→ What to do
Give the number of lines in the data that hold the string "icon". Nothing else is needed.

==========

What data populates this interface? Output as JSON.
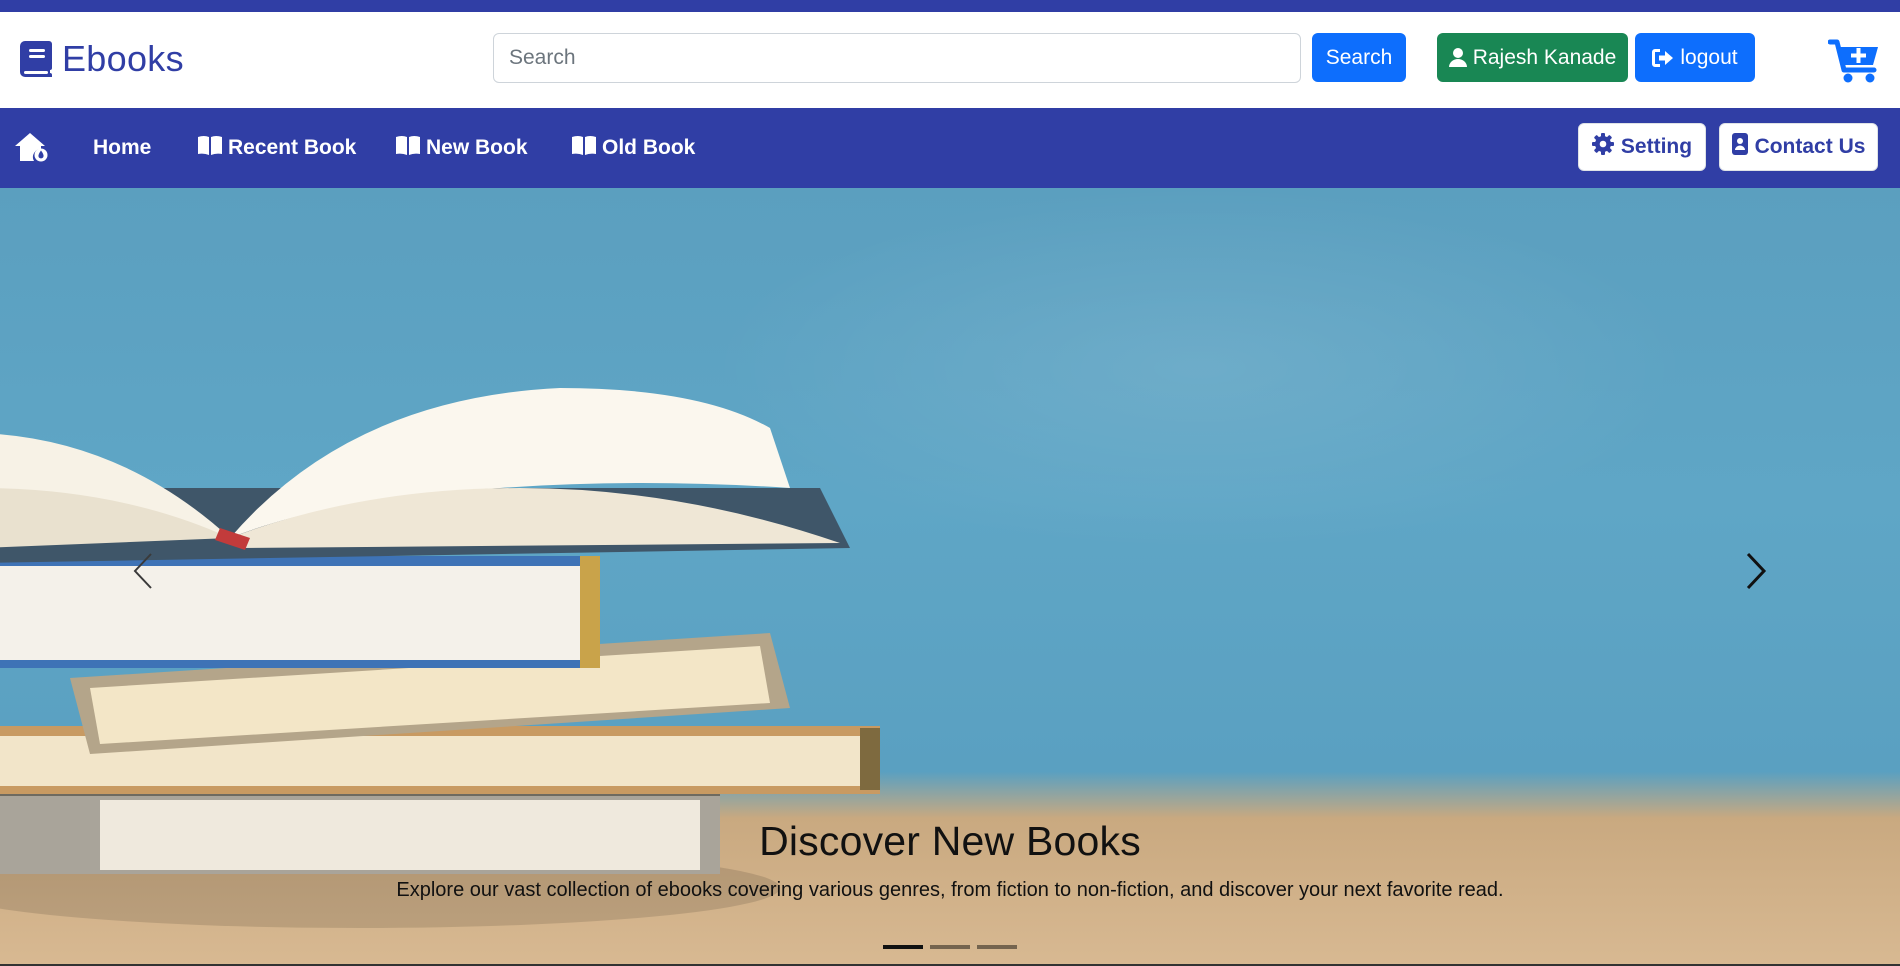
{
  "brand": {
    "name": "Ebooks",
    "icon": "book-icon"
  },
  "search": {
    "placeholder": "Search",
    "value": "",
    "button_label": "Search"
  },
  "user": {
    "name": "Rajesh Kanade",
    "icon": "user-icon"
  },
  "logout": {
    "label": "logout",
    "icon": "sign-out-icon"
  },
  "cart": {
    "icon": "cart-plus-icon"
  },
  "nav": {
    "home_icon": "home-icon",
    "items": [
      {
        "label": "Home"
      },
      {
        "label": "Recent Book",
        "icon": "book-open-icon"
      },
      {
        "label": "New Book",
        "icon": "book-open-icon"
      },
      {
        "label": "Old Book",
        "icon": "book-open-icon"
      }
    ],
    "setting_label": "Setting",
    "contact_label": "Contact Us"
  },
  "carousel": {
    "title": "Discover New Books",
    "text": "Explore our vast collection of ebooks covering various genres, from fiction to non-fiction, and discover your next favorite read.",
    "slide_count": 3,
    "active_slide": 1
  },
  "colors": {
    "brand": "#303ea5",
    "primary": "#0d6efd",
    "success": "#198754"
  }
}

==========

→ Response
8